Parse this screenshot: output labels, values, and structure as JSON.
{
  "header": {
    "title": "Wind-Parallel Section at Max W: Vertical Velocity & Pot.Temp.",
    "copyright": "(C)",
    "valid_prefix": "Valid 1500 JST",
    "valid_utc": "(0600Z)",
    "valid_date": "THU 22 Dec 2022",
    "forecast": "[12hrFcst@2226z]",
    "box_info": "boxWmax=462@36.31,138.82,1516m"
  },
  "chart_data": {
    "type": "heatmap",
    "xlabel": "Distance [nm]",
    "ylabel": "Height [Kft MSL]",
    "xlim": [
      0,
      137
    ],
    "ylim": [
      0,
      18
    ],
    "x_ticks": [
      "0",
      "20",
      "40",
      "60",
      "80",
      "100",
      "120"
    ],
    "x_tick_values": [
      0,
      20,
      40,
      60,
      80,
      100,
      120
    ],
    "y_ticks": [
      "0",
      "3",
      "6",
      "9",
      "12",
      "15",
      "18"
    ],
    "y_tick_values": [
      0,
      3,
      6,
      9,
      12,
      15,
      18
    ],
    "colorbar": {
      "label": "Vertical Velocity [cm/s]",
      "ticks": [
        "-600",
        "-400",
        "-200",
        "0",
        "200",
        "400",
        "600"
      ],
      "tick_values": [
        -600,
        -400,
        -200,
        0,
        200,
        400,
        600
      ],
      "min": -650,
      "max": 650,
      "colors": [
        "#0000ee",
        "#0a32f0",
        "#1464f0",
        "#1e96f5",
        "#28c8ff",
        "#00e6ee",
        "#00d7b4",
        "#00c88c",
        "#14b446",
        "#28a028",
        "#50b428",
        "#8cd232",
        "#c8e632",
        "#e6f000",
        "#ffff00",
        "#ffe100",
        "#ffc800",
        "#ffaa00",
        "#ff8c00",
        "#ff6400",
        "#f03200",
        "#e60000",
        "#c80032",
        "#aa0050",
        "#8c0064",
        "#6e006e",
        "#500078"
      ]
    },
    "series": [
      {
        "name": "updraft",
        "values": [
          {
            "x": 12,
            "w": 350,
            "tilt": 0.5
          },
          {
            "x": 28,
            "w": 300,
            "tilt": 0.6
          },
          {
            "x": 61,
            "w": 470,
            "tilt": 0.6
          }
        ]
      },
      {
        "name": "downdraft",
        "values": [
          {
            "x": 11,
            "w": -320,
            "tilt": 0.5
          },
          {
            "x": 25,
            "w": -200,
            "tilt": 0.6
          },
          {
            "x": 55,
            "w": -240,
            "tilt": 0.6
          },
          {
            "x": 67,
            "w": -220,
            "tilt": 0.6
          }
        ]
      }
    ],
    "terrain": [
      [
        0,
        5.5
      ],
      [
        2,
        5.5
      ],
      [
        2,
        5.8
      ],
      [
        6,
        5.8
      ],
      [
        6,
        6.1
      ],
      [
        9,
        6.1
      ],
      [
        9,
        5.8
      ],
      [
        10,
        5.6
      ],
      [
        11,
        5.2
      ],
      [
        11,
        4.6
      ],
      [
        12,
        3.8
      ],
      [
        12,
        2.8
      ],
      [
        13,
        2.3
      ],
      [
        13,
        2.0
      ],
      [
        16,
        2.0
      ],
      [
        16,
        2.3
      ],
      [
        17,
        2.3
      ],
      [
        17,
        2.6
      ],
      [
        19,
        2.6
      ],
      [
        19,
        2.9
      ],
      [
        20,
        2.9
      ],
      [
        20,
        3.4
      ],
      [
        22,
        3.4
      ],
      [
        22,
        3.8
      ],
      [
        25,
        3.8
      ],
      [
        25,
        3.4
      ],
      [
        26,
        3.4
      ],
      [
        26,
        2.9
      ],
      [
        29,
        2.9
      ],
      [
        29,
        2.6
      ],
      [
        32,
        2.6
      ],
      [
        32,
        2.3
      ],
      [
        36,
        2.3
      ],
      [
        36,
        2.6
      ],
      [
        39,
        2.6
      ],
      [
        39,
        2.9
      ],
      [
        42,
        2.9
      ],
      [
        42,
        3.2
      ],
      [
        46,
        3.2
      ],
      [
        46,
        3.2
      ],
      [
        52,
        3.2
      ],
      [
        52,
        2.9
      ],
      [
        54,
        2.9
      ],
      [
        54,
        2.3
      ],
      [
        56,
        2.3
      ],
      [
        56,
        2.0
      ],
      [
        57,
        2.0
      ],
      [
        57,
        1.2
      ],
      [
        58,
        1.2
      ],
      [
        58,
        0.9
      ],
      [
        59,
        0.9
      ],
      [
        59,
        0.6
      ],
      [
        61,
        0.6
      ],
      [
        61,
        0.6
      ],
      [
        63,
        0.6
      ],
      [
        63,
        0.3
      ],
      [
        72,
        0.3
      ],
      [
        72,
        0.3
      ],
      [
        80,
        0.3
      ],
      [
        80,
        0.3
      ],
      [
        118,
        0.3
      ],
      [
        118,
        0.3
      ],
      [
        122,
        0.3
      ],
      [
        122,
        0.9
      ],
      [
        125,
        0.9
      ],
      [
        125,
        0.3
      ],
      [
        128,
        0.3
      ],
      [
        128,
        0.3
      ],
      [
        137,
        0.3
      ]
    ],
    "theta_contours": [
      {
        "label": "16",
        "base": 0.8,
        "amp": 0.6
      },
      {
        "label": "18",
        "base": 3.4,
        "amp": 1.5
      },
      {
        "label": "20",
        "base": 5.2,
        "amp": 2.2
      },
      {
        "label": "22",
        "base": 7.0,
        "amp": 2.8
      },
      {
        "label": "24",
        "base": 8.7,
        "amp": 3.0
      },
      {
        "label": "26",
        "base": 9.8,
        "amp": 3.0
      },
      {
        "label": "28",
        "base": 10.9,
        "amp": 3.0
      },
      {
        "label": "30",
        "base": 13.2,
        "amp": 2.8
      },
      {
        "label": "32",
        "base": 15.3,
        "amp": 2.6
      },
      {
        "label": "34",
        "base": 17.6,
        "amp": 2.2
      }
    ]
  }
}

==

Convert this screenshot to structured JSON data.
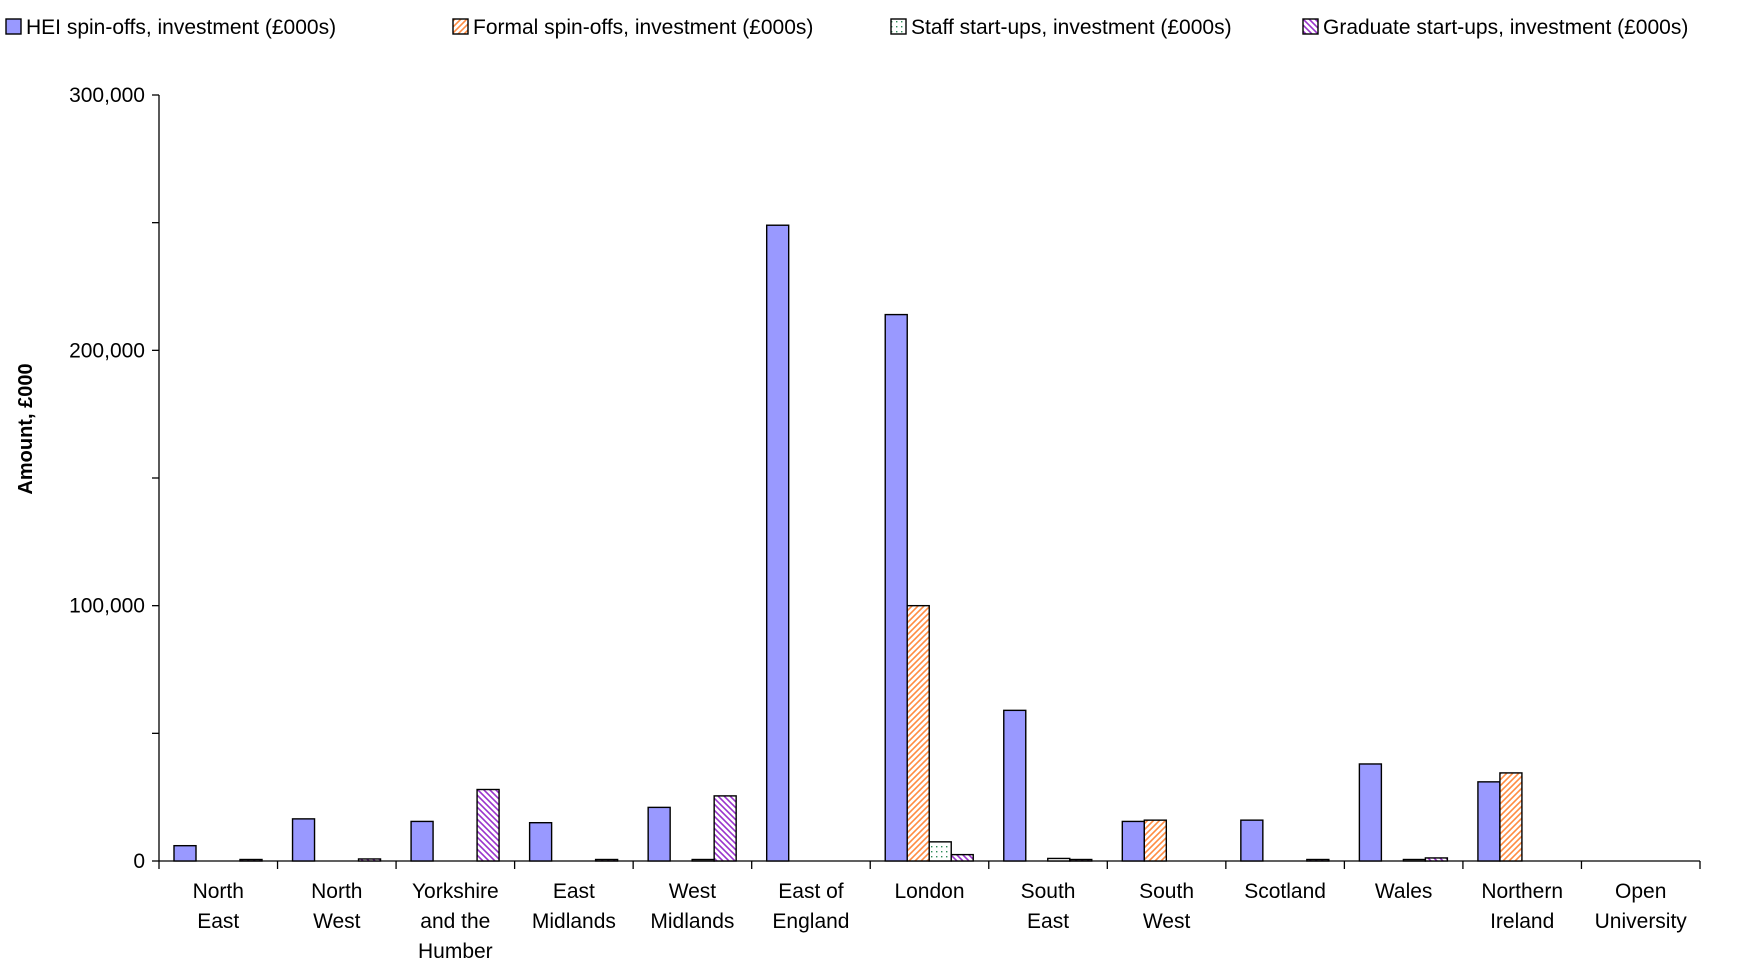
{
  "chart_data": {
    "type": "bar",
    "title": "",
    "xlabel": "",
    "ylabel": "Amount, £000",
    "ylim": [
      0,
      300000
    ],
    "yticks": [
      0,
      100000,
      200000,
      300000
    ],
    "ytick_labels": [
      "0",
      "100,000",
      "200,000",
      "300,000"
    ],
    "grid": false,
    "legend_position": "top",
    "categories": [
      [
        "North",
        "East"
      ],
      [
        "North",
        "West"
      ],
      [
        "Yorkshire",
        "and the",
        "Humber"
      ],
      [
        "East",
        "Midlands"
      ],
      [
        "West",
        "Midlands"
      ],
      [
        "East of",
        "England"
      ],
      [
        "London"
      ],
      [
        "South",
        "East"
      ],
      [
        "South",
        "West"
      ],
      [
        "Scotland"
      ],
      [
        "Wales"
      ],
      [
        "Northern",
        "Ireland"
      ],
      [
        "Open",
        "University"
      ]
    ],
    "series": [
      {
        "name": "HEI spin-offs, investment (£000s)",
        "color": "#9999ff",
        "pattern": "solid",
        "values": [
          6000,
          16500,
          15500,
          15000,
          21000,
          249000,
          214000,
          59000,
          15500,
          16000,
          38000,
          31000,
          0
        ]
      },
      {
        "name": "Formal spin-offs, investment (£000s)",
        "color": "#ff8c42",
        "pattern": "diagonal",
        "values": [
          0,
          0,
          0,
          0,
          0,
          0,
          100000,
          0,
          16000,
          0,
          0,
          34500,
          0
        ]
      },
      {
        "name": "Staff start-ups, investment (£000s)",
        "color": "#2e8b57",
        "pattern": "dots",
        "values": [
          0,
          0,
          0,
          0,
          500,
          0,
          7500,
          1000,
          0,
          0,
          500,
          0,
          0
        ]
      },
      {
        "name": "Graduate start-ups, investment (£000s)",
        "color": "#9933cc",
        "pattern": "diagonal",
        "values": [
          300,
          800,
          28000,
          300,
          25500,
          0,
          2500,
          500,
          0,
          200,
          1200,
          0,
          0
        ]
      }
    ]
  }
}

Requirements ->
Each line in the entries above that includes the string "JSON" should be extracted.

Solution for this exercise ->
Parse this screenshot: output labels, values, and structure as JSON.
Convert this screenshot to structured JSON data.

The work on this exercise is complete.